# [Your goal]
Write down every entry below once more, exactly.

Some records
----------------

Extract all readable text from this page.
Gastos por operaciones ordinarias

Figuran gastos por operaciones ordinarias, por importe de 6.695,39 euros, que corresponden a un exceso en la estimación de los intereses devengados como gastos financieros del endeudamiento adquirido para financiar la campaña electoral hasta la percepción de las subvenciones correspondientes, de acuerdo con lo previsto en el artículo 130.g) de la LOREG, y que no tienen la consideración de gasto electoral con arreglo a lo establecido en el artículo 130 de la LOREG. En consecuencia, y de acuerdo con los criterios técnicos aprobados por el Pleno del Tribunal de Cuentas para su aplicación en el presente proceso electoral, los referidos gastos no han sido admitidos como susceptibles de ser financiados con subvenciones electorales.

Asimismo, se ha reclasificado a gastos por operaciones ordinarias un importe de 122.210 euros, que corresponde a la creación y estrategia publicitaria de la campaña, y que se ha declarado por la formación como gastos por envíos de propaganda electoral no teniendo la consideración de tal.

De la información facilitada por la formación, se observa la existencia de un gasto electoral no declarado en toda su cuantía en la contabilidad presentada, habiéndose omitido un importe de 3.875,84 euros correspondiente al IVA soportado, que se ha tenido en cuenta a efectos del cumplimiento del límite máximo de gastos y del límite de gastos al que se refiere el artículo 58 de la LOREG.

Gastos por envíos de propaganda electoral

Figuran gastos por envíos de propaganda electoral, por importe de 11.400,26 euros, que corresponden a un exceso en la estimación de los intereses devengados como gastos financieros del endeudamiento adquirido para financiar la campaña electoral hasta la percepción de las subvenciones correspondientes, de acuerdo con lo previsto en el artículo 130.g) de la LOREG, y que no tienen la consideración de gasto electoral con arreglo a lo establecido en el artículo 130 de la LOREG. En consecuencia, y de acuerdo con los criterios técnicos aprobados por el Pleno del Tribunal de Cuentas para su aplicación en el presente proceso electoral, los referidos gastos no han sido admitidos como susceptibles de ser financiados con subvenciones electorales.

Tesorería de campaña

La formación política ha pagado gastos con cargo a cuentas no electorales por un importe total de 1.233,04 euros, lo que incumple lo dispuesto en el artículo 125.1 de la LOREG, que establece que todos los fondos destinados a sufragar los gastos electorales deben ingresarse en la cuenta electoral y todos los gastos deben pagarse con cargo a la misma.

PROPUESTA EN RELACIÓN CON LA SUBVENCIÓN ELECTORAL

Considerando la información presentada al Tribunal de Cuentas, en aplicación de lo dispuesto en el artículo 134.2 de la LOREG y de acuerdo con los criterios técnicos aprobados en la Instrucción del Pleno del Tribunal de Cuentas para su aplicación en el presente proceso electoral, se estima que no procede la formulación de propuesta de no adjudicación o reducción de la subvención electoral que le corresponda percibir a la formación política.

----------------

# [Final result]
Extract all readable text from this page.
Gastos por operaciones ordinarias

Figuran gastos por operaciones ordinarias, por importe de 6.695,39 euros, que corresponden a un exceso en la estimación de los intereses devengados como gastos financieros del endeudamiento adquirido para financiar la campaña electoral hasta la percepción de las subvenciones correspondientes, de acuerdo con lo previsto en el artículo 130.g) de la LOREG, y que no tienen la consideración de gasto electoral con arreglo a lo establecido en el artículo 130 de la LOREG. En consecuencia, y de acuerdo con los criterios técnicos aprobados por el Pleno del Tribunal de Cuentas para su aplicación en el presente proceso electoral, los referidos gastos no han sido admitidos como susceptibles de ser financiados con subvenciones electorales.

Asimismo, se ha reclasificado a gastos por operaciones ordinarias un importe de 122.210 euros, que corresponde a la creación y estrategia publicitaria de la campaña, y que se ha declarado por la formación como gastos por envíos de propaganda electoral no teniendo la consideración de tal.

De la información facilitada por la formación, se observa la existencia de un gasto electoral no declarado en toda su cuantía en la contabilidad presentada, habiéndose omitido un importe de 3.875,84 euros correspondiente al IVA soportado, que se ha tenido en cuenta a efectos del cumplimiento del límite máximo de gastos y del límite de gastos al que se refiere el artículo 58 de la LOREG.

Gastos por envíos de propaganda electoral

Figuran gastos por envíos de propaganda electoral, por importe de 11.400,26 euros, que corresponden a un exceso en la estimación de los intereses devengados como gastos financieros del endeudamiento adquirido para financiar la campaña electoral hasta la percepción de las subvenciones correspondientes, de acuerdo con lo previsto en el artículo 130.g) de la LOREG, y que no tienen la consideración de gasto electoral con arreglo a lo establecido en el artículo 130 de la LOREG. En consecuencia, y de acuerdo con los criterios técnicos aprobados por el Pleno del Tribunal de Cuentas para su aplicación en el presente proceso electoral, los referidos gastos no han sido admitidos como susceptibles de ser financiados con subvenciones electorales.

Tesorería de campaña

La formación política ha pagado gastos con cargo a cuentas no electorales por un importe total de 1.233,04 euros, lo que incumple lo dispuesto en el artículo 125.1 de la LOREG, que establece que todos los fondos destinados a sufragar los gastos electorales deben ingresarse en la cuenta electoral y todos los gastos deben pagarse con cargo a la misma.

PROPUESTA EN RELACIÓN CON LA SUBVENCIÓN ELECTORAL

Considerando la información presentada al Tribunal de Cuentas, en aplicación de lo dispuesto en el artículo 134.2 de la LOREG y de acuerdo con los criterios técnicos aprobados en la Instrucción del Pleno del Tribunal de Cuentas para su aplicación en el presente proceso electoral, se estima que no procede la formulación de propuesta de no adjudicación o reducción de la subvención electoral que le corresponda percibir a la formación política.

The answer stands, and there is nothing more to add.